Approach: Nodule found → check TSH + ultrasound → if TSH low: thyroid scan ("hot" nodule = benign, observe; "cold" → FNAC). If TSH normal/high → FNAC based on ultrasound risk/size.
- Ultrasound suspicious (TI-RADS) features: hypoechoic, microcalcifications, taller-than-wide, irregular margins, extrathyroidal extension, abnormal nodes.
- FNAC is the investigation of choice for evaluating malignancy. Reported by the Bethesda system:
| Bethesda category | Interpretation | Risk of malignancy |
|---|---|---|
| I | Nondiagnostic | repeat FNAC |
| II | Benign | very low (observe) |
| III (AUS/FLUS) | Atypia of undetermined significance | low-intermediate |
| IV | Follicular neoplasm | indeterminate |
| V | Suspicious for malignancy | high |
| VI | Malignant | very high (surgery) |
High-yield: FNAC cannot distinguish follicular adenoma from follicular carcinoma — diagnosis of follicular carcinoma needs histology showing capsular/vascular invasion (hence Bethesda IV → surgery/lobectomy).

Data listing ▸

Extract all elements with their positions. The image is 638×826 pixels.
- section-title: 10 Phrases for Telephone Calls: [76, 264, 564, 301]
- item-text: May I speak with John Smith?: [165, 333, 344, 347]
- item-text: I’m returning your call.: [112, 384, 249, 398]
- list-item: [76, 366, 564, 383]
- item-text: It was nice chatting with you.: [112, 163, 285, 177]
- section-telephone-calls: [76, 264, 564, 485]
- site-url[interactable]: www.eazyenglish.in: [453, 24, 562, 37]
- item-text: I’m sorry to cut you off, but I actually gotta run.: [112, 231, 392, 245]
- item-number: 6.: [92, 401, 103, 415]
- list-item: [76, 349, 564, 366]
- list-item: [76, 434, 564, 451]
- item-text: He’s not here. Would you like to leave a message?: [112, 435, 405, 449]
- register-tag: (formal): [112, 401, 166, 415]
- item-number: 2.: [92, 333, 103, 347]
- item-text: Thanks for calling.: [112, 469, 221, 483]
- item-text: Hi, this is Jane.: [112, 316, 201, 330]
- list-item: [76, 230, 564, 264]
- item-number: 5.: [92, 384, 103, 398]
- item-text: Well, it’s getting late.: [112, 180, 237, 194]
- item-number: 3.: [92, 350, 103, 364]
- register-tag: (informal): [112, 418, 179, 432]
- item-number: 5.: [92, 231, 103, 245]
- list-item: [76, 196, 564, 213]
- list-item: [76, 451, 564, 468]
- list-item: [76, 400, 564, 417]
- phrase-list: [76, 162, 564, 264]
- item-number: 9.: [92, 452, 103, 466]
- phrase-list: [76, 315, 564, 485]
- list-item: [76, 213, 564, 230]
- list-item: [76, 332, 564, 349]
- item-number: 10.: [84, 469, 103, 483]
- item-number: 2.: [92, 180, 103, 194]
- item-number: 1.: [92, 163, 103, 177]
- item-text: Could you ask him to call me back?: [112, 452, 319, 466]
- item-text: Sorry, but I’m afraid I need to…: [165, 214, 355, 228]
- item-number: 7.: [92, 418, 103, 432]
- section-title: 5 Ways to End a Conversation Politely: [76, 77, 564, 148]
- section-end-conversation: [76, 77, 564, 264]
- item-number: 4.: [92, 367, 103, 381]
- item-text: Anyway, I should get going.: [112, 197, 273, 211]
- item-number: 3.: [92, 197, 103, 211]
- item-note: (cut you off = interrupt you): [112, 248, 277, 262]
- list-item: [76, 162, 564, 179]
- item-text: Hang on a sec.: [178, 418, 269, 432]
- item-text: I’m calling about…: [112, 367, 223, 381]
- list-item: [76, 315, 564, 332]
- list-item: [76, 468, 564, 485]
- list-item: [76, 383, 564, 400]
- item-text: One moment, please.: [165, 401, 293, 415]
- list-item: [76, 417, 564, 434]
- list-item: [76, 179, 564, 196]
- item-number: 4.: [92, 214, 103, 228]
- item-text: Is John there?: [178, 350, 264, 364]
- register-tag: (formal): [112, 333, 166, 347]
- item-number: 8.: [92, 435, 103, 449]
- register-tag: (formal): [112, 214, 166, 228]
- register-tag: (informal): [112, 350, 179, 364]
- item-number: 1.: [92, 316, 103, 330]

Work instructions ▸
Answer these questions from the thyroid nodule notes.
1. Which test comes next when a nodule is found and TSH is low?
2. Which Bethesda category means "Follicular neoplasm"?
3. What must histology show to diagnose follicular carcinoma?

Answer box ▸
1. A thyroid scan.
2. Category IV.
3. Capsular or vascular invasion.